═════ Record list

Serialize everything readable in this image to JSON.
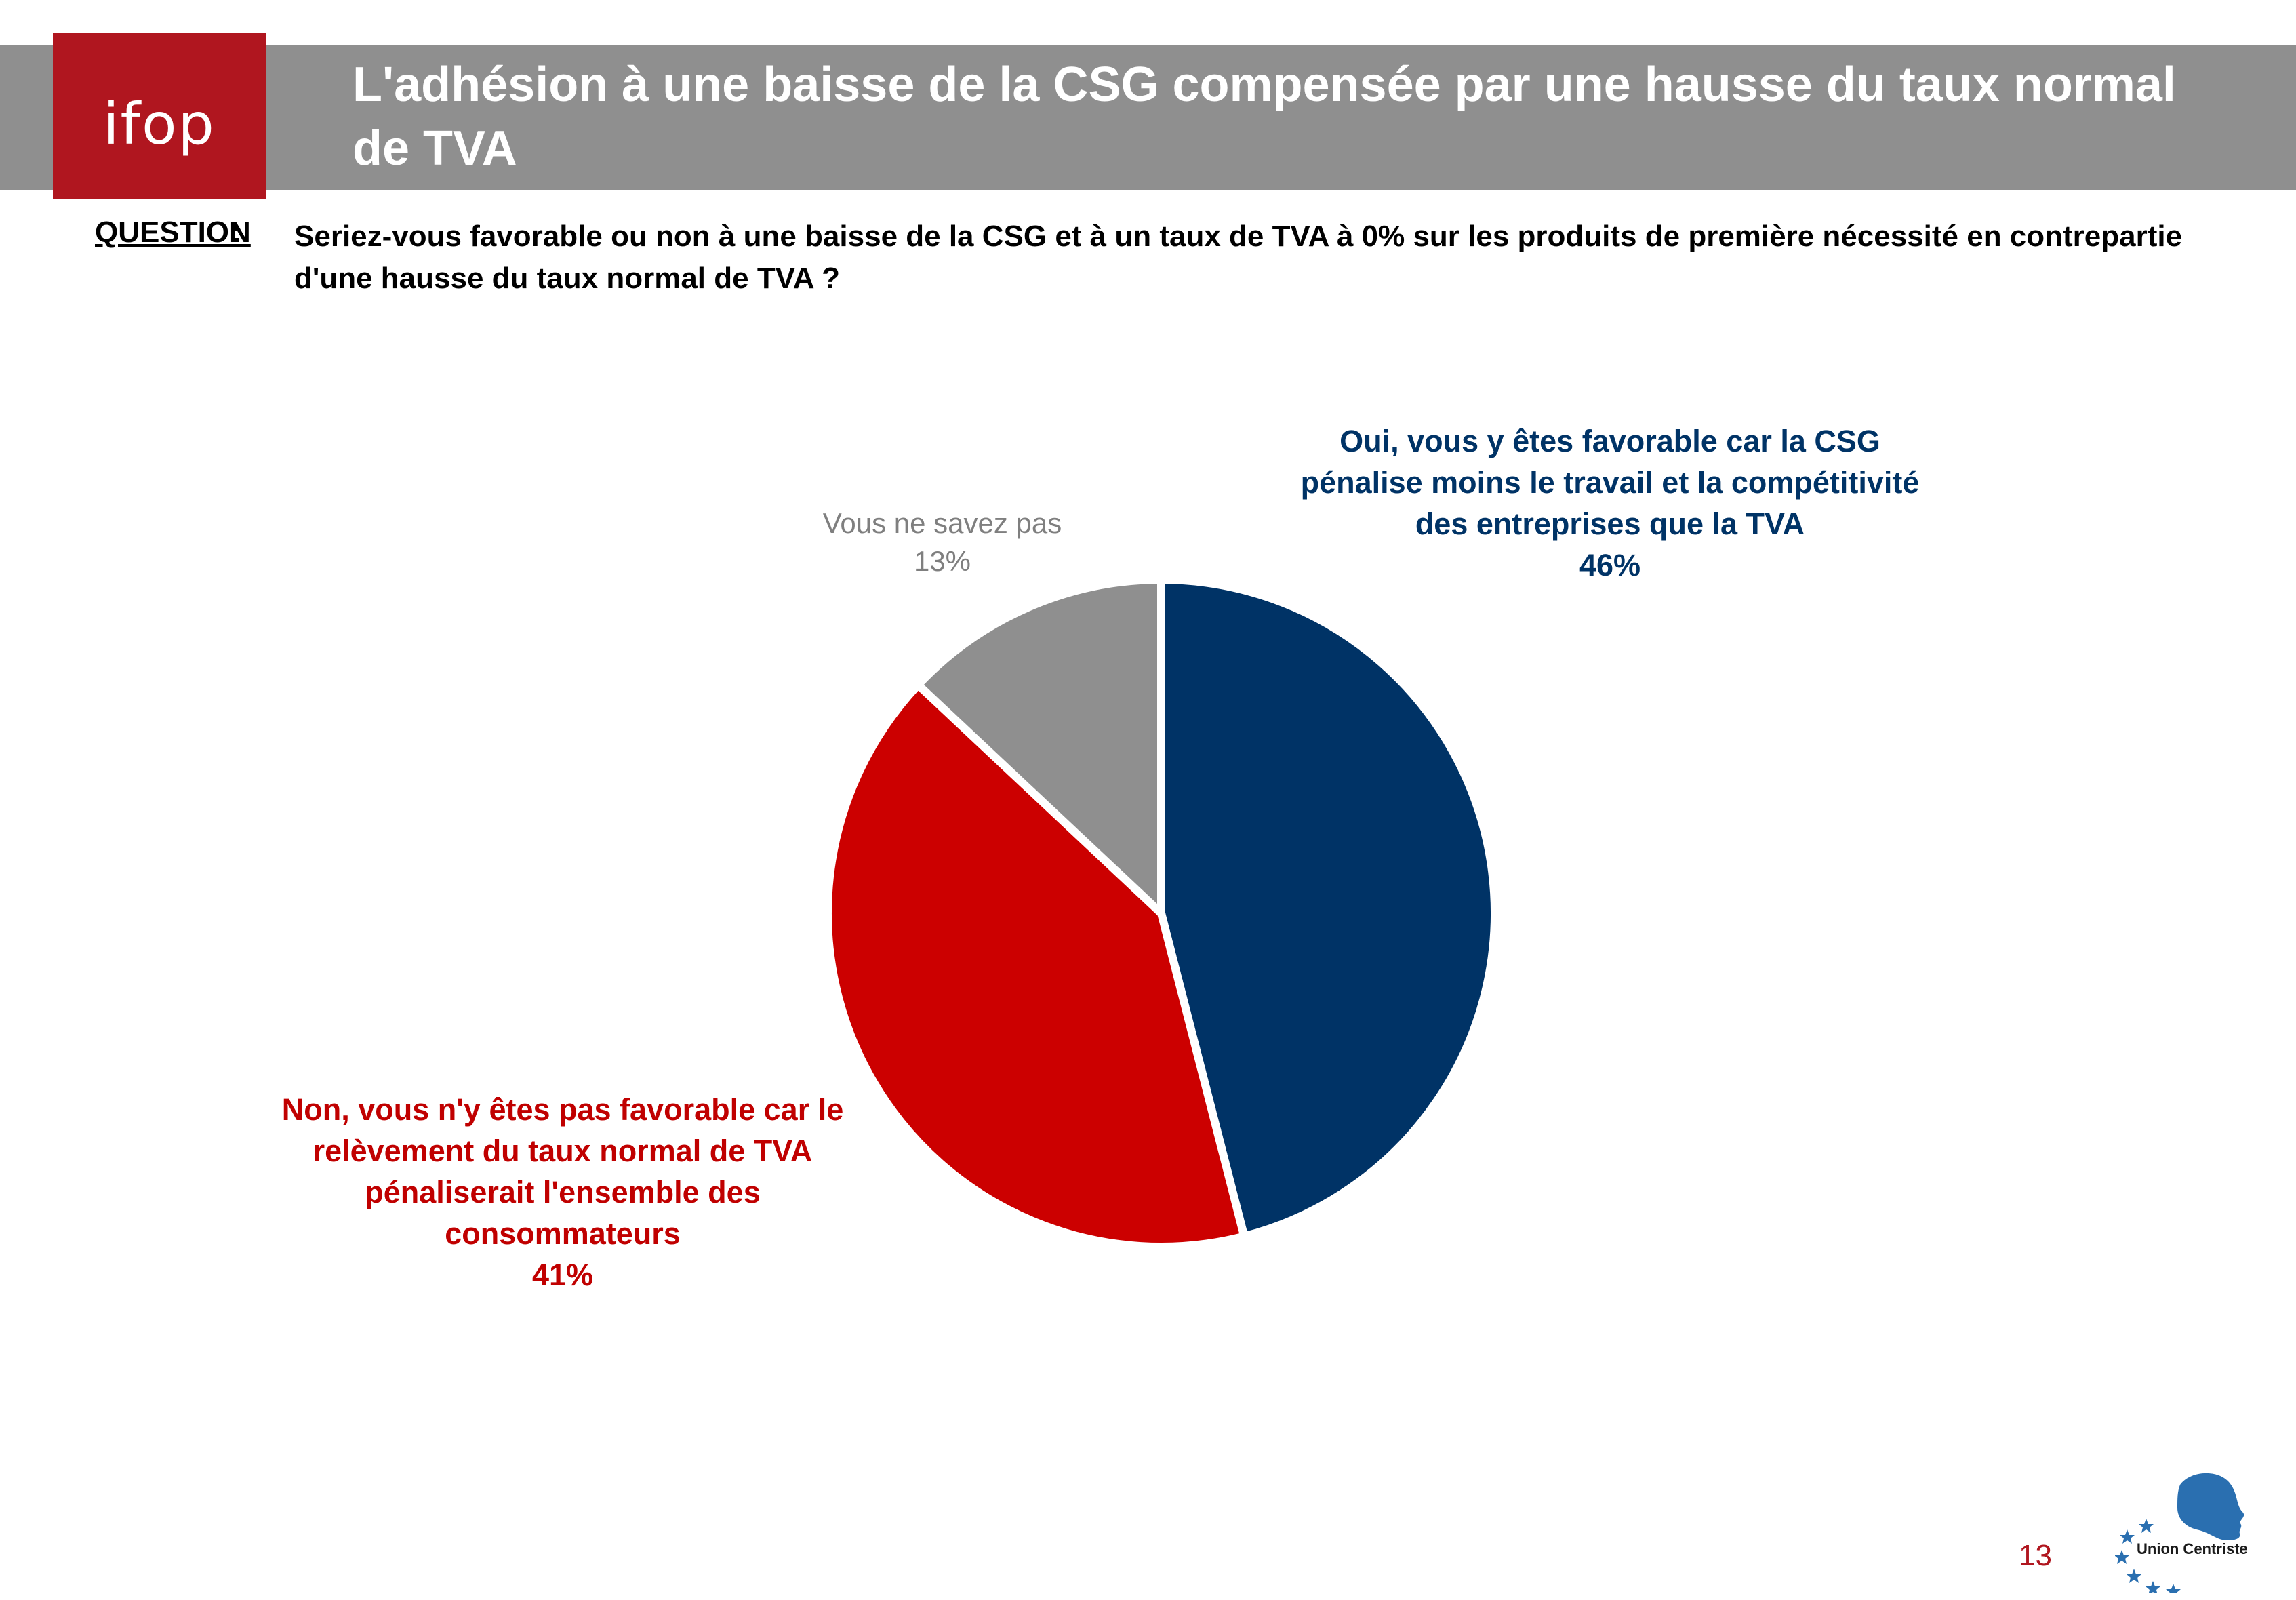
{
  "header": {
    "logo_text": "ifop",
    "title": "L'adhésion à une baisse de la CSG compensée par une hausse du taux normal de TVA"
  },
  "question": {
    "label": "QUESTION",
    "colon": ":",
    "text": "Seriez-vous favorable ou non à une baisse de la CSG et à un taux de TVA à 0% sur les produits de première nécessité en contrepartie d'une hausse du taux normal de TVA ?"
  },
  "chart_data": {
    "type": "pie",
    "title": "",
    "slices": [
      {
        "label": "Oui, vous y êtes favorable car la CSG pénalise moins le travail et la compétitivité des entreprises que la TVA",
        "value": 46,
        "value_label": "46%",
        "color": "#003366"
      },
      {
        "label": "Non, vous n'y êtes pas favorable car le relèvement du taux normal de TVA pénaliserait l'ensemble des consommateurs",
        "value": 41,
        "value_label": "41%",
        "color": "#cc0000"
      },
      {
        "label": "Vous ne savez pas",
        "value": 13,
        "value_label": "13%",
        "color": "#8f8f8f"
      }
    ]
  },
  "footer": {
    "page_number": "13",
    "partner_logo_text": "Union Centriste",
    "partner_logo_icon": "profile-with-stars-icon"
  }
}
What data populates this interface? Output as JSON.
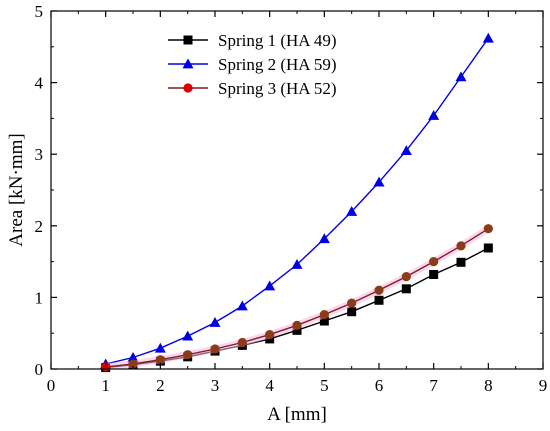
{
  "chart_data": {
    "type": "line",
    "title": "",
    "xlabel": "A [mm]",
    "ylabel": "Area [kN·mm]",
    "xlim": [
      0,
      9
    ],
    "ylim": [
      0,
      5
    ],
    "xticks": [
      0,
      1,
      2,
      3,
      4,
      5,
      6,
      7,
      8,
      9
    ],
    "yticks": [
      0,
      1,
      2,
      3,
      4,
      5
    ],
    "x_tick_labels": [
      "0",
      "1",
      "2",
      "3",
      "4",
      "5",
      "6",
      "7",
      "8",
      "9"
    ],
    "y_tick_labels": [
      "0",
      "1",
      "2",
      "3",
      "4",
      "5"
    ],
    "grid": false,
    "legend_position": "top-center",
    "x": [
      1,
      1.5,
      2,
      2.5,
      3,
      3.5,
      4,
      4.5,
      5,
      5.5,
      6,
      6.5,
      7,
      7.5,
      8
    ],
    "series": [
      {
        "name": "Spring 1 (HA 49)",
        "marker": "square",
        "color": "#000000",
        "values": [
          0.02,
          0.06,
          0.11,
          0.17,
          0.25,
          0.33,
          0.42,
          0.54,
          0.67,
          0.8,
          0.96,
          1.12,
          1.32,
          1.49,
          1.69
        ]
      },
      {
        "name": "Spring 2 (HA 59)",
        "marker": "triangle",
        "color": "#0000e6",
        "values": [
          0.07,
          0.16,
          0.29,
          0.46,
          0.65,
          0.88,
          1.16,
          1.46,
          1.82,
          2.2,
          2.61,
          3.05,
          3.54,
          4.08,
          4.62
        ]
      },
      {
        "name": "Spring 3 (HA 52)",
        "marker": "circle",
        "color": "#dd0000",
        "line_color": "#8b1a1a",
        "values": [
          0.03,
          0.07,
          0.13,
          0.2,
          0.28,
          0.37,
          0.48,
          0.61,
          0.76,
          0.92,
          1.1,
          1.29,
          1.5,
          1.72,
          1.96
        ]
      }
    ]
  }
}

══════════

## [Work to do]
Give the number of lines above that hold the word "Spring", and nothing more.

## [Result of the exercise]
3